Work through the data and report how many lines include the string "name", giving the number alone.

=== Task data ===
◆ ◆ ◆ ◆

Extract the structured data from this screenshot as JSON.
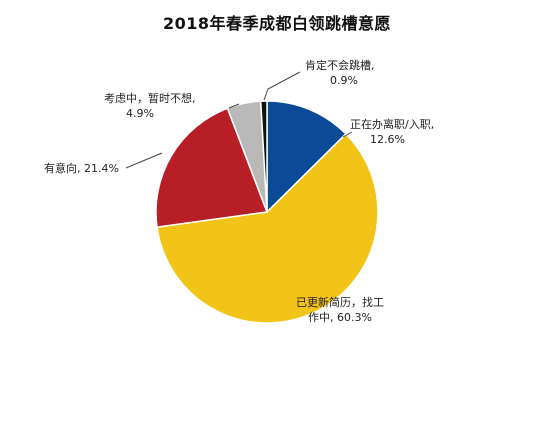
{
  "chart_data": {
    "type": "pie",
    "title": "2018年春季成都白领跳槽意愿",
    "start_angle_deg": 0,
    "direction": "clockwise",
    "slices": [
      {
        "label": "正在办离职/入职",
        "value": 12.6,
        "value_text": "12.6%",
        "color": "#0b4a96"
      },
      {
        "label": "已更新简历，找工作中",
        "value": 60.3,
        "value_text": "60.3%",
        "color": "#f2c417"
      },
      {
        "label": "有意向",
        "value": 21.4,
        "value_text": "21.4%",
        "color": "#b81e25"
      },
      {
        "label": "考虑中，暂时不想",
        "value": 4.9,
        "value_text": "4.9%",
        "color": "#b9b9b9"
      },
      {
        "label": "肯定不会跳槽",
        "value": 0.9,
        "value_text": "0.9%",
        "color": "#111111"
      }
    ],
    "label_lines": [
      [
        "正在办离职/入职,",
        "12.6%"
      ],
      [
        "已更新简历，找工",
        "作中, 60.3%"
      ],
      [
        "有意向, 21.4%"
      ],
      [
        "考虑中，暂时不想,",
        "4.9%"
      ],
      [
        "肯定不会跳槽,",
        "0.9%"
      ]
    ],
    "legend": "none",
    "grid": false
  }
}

◆ ◆ ◆ ◆

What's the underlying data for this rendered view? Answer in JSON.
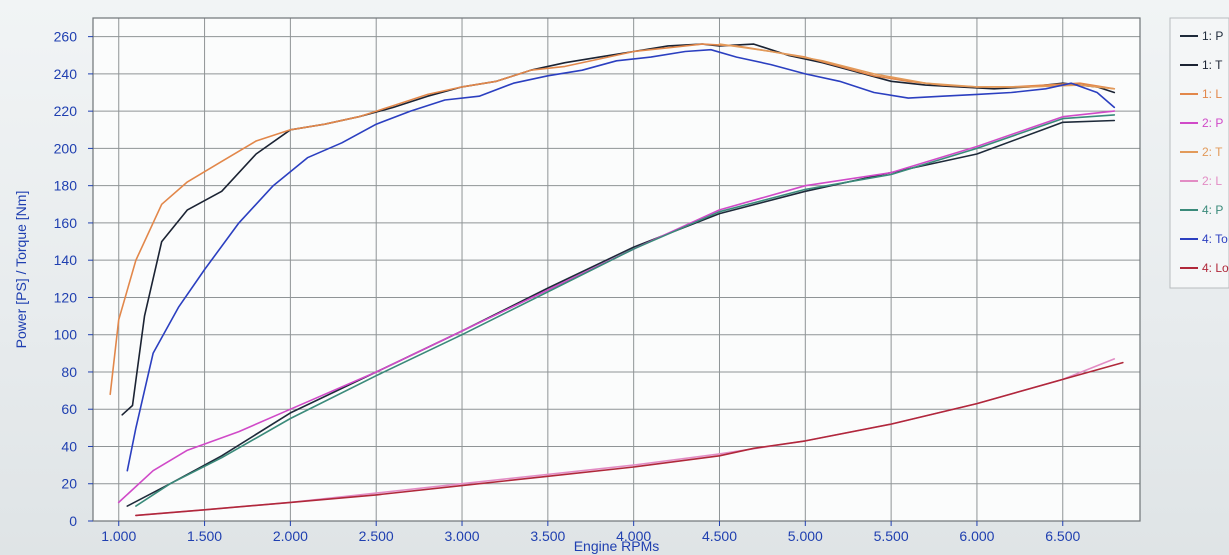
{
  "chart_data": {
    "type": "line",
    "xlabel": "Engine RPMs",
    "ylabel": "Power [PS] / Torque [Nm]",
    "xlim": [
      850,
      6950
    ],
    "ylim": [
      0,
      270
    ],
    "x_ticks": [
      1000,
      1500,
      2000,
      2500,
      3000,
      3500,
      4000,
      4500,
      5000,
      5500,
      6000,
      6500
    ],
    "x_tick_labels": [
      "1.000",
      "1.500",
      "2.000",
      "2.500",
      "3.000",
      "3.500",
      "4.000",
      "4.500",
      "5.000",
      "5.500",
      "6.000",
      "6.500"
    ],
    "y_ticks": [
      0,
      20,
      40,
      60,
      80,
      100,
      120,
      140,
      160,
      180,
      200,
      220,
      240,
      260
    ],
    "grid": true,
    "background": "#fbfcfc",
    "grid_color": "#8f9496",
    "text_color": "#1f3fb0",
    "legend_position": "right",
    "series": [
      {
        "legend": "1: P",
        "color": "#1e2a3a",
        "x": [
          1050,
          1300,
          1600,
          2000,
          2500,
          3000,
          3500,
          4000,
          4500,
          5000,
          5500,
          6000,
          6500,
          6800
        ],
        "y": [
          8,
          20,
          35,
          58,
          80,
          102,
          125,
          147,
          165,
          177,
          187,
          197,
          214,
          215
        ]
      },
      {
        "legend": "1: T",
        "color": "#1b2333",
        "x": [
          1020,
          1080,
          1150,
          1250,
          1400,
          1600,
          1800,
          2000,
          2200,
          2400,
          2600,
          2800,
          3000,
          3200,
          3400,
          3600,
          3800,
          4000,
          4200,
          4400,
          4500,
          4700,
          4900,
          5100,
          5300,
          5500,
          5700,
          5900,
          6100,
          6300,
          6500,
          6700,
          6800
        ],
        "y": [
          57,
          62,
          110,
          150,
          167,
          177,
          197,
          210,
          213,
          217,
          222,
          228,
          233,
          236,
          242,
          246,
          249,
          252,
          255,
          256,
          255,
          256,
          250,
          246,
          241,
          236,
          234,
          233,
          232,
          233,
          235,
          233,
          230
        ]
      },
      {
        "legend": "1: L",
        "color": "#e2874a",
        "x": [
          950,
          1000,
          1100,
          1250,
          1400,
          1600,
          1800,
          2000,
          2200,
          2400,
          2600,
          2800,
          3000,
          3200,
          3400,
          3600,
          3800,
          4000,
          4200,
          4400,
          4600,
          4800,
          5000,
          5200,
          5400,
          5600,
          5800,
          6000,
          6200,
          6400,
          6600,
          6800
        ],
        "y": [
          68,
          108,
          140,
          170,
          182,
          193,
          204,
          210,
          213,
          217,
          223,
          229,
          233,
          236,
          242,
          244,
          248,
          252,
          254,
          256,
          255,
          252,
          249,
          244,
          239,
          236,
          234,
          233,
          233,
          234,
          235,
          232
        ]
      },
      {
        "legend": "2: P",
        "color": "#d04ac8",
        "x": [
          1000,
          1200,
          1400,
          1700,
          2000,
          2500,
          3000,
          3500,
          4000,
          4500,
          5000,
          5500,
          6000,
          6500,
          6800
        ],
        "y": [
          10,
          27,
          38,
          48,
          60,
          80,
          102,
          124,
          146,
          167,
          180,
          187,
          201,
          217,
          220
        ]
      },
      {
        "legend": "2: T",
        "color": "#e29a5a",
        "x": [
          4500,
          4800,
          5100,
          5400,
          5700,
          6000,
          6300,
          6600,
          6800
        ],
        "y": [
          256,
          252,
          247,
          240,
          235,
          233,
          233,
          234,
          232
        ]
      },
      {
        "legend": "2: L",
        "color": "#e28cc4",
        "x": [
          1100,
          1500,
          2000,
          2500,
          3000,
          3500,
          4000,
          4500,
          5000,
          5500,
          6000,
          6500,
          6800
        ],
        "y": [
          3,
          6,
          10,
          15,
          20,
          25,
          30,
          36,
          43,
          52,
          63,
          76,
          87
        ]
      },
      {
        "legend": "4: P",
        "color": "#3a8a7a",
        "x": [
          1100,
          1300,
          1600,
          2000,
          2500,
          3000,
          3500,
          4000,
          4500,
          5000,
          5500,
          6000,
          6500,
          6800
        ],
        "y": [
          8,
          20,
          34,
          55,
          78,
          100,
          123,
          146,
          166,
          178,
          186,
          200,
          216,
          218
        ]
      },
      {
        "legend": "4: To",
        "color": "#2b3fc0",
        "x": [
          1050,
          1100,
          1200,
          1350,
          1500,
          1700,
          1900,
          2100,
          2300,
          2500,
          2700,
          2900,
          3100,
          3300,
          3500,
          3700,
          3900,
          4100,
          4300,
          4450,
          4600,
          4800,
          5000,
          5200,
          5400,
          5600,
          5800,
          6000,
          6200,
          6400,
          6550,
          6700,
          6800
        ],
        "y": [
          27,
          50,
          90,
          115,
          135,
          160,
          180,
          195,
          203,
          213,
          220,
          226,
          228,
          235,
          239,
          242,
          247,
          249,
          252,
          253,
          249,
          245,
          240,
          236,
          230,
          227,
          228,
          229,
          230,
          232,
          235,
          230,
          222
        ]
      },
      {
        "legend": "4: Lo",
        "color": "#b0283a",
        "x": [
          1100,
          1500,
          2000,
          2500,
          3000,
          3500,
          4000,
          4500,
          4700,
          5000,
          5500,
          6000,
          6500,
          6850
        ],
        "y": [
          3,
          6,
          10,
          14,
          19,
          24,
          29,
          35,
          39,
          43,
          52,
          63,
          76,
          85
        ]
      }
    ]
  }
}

◆ ◆ ◆ ◆

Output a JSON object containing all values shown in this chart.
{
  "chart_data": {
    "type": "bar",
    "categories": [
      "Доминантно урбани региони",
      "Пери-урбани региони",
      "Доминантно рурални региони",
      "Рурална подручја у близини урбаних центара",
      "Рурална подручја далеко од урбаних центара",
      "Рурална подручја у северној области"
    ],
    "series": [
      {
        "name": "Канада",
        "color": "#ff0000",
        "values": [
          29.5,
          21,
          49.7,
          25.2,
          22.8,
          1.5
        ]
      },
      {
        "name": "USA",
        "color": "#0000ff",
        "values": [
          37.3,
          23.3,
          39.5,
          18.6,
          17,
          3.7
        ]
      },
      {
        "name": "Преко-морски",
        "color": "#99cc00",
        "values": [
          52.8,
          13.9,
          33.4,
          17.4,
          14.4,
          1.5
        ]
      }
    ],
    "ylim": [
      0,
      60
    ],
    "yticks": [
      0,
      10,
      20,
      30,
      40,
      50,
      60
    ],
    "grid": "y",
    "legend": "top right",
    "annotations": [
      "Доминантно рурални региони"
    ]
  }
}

◆ ◆ ◆ ◆

=== Full solution ===
3